What is being asked: Show all lines holding "alatti".

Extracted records
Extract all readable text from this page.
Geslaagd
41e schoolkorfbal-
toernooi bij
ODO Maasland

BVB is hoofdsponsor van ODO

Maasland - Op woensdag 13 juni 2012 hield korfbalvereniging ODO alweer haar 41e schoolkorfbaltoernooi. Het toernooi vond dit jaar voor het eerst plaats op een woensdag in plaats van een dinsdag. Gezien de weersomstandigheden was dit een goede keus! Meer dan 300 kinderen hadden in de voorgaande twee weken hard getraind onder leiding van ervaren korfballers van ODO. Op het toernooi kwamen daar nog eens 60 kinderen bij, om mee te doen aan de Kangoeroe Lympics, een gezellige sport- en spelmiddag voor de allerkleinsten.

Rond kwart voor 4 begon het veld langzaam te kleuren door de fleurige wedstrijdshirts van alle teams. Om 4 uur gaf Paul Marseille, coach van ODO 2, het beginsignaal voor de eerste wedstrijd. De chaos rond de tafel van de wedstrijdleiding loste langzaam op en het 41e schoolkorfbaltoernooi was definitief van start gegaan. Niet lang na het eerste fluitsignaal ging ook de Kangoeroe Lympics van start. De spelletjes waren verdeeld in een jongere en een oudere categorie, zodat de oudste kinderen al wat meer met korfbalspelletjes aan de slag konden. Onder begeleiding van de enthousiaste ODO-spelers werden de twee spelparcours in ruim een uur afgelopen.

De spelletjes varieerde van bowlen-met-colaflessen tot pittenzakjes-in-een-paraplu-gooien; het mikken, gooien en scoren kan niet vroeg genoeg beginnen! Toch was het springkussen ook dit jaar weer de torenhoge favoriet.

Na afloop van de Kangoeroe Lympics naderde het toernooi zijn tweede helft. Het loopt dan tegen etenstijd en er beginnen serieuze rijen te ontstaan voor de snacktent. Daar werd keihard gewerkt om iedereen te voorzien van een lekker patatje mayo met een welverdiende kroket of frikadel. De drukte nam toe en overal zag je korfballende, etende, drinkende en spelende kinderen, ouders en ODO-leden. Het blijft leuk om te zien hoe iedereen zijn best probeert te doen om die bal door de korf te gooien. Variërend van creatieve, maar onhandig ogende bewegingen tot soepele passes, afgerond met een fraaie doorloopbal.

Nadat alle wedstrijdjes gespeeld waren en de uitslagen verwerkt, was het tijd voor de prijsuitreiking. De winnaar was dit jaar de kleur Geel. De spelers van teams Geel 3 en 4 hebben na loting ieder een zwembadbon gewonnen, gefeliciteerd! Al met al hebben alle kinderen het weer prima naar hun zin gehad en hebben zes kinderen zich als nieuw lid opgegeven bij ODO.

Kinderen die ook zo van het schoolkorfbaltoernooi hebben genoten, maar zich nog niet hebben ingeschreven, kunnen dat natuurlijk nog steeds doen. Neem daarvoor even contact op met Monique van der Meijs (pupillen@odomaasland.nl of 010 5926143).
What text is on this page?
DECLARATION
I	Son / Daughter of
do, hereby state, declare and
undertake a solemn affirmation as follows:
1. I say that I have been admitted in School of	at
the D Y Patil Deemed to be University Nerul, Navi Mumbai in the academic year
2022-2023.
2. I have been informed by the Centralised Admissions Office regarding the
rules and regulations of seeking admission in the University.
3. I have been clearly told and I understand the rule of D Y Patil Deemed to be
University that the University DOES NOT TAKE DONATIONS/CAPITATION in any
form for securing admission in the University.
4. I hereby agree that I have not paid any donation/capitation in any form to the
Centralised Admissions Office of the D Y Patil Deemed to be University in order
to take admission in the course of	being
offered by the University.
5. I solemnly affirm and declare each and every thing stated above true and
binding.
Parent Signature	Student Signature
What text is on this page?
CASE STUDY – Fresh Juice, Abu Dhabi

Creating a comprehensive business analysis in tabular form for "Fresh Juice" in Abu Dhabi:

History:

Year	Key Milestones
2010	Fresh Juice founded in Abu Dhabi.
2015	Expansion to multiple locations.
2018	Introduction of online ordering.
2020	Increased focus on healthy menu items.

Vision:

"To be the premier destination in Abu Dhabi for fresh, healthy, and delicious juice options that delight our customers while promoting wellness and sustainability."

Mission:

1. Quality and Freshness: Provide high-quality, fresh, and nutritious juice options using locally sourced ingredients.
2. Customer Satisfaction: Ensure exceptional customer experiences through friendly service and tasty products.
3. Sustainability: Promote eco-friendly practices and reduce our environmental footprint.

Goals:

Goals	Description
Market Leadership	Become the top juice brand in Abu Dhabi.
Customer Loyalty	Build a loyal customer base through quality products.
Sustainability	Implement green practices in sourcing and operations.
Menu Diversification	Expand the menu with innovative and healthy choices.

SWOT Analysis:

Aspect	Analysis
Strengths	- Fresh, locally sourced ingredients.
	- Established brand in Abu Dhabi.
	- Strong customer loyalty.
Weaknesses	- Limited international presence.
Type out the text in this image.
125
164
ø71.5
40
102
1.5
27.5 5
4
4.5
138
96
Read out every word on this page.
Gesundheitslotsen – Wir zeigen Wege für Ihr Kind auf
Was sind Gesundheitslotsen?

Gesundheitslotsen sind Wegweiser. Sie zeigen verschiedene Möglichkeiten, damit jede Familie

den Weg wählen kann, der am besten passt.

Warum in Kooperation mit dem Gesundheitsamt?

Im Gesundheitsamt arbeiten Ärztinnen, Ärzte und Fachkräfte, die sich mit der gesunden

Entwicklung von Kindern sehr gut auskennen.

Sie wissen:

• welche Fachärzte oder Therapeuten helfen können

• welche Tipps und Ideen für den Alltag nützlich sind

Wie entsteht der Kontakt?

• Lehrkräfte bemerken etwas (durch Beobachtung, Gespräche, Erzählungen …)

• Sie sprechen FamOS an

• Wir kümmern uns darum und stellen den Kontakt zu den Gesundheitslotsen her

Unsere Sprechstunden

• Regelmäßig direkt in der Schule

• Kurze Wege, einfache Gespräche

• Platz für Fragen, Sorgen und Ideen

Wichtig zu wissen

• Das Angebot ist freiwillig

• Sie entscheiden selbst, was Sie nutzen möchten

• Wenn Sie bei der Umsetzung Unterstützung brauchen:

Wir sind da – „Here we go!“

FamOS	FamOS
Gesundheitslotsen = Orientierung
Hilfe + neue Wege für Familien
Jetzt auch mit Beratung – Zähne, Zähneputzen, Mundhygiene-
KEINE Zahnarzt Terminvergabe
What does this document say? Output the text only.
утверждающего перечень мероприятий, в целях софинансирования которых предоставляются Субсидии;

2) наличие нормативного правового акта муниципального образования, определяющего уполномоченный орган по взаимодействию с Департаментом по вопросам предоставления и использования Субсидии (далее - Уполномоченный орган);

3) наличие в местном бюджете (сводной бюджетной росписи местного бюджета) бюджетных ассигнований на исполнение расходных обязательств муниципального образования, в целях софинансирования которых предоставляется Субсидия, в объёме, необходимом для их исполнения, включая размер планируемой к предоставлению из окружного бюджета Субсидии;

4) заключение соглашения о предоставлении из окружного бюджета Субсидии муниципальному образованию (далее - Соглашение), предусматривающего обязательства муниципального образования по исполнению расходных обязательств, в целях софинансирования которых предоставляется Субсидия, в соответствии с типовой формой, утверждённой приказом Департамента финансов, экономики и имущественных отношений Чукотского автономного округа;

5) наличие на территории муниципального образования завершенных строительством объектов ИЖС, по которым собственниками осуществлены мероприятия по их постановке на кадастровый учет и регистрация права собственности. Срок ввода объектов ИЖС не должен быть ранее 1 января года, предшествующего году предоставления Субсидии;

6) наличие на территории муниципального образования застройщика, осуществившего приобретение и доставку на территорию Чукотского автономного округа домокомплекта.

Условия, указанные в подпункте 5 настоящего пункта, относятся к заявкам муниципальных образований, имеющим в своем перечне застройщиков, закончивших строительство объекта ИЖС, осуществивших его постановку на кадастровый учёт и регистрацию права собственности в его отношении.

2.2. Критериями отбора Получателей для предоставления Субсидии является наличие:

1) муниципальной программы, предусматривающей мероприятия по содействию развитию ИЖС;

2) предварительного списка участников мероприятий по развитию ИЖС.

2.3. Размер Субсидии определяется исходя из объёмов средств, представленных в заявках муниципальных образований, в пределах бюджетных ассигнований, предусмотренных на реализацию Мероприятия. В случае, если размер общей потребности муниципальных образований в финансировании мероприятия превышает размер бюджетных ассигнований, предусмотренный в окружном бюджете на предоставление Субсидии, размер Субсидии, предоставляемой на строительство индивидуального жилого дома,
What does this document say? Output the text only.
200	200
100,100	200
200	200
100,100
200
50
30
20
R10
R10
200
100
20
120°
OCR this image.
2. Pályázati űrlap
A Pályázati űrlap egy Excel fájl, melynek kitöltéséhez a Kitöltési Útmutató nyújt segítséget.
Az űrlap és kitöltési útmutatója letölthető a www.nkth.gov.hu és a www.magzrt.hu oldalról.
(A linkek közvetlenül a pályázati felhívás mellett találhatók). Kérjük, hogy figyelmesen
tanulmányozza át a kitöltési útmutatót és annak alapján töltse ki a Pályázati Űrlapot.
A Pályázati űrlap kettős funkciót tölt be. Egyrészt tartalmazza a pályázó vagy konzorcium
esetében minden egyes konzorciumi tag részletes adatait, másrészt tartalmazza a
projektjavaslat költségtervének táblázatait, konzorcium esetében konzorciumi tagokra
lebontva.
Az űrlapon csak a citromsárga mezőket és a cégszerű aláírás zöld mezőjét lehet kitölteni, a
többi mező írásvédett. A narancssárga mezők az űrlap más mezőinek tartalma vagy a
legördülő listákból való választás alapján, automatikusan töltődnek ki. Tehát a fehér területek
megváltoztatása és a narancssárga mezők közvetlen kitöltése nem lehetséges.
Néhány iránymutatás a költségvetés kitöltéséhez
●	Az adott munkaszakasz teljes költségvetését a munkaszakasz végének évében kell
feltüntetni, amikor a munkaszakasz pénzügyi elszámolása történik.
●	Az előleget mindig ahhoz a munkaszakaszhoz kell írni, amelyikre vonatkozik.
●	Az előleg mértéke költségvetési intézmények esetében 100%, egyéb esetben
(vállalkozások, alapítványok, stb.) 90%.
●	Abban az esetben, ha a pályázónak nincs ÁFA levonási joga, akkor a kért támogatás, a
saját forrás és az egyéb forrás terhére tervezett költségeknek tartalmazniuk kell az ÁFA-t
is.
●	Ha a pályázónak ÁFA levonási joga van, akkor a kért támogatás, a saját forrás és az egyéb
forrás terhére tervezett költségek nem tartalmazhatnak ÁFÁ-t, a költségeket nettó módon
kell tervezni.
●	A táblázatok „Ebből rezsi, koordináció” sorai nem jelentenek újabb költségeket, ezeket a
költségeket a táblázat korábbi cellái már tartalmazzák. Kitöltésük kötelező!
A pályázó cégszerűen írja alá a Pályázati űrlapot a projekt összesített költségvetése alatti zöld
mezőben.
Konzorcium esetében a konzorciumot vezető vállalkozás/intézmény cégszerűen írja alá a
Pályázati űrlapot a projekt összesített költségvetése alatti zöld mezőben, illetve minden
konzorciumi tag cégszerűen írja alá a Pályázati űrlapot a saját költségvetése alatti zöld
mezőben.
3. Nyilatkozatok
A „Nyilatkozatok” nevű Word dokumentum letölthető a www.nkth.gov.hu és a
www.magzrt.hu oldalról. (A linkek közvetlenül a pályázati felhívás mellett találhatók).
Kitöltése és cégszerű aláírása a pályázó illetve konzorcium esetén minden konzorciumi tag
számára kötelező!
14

Exercise output:
A pályázó cégszerűen írja alá a Pályázati űrlapot a projekt összesített költségvetése alatti zöld
Pályázati űrlapot a projekt összesített költségvetése alatti zöld mezőben, illetve minden
konzorciumi tag cégszerűen írja alá a Pályázati űrlapot a saját költségvetése alatti zöld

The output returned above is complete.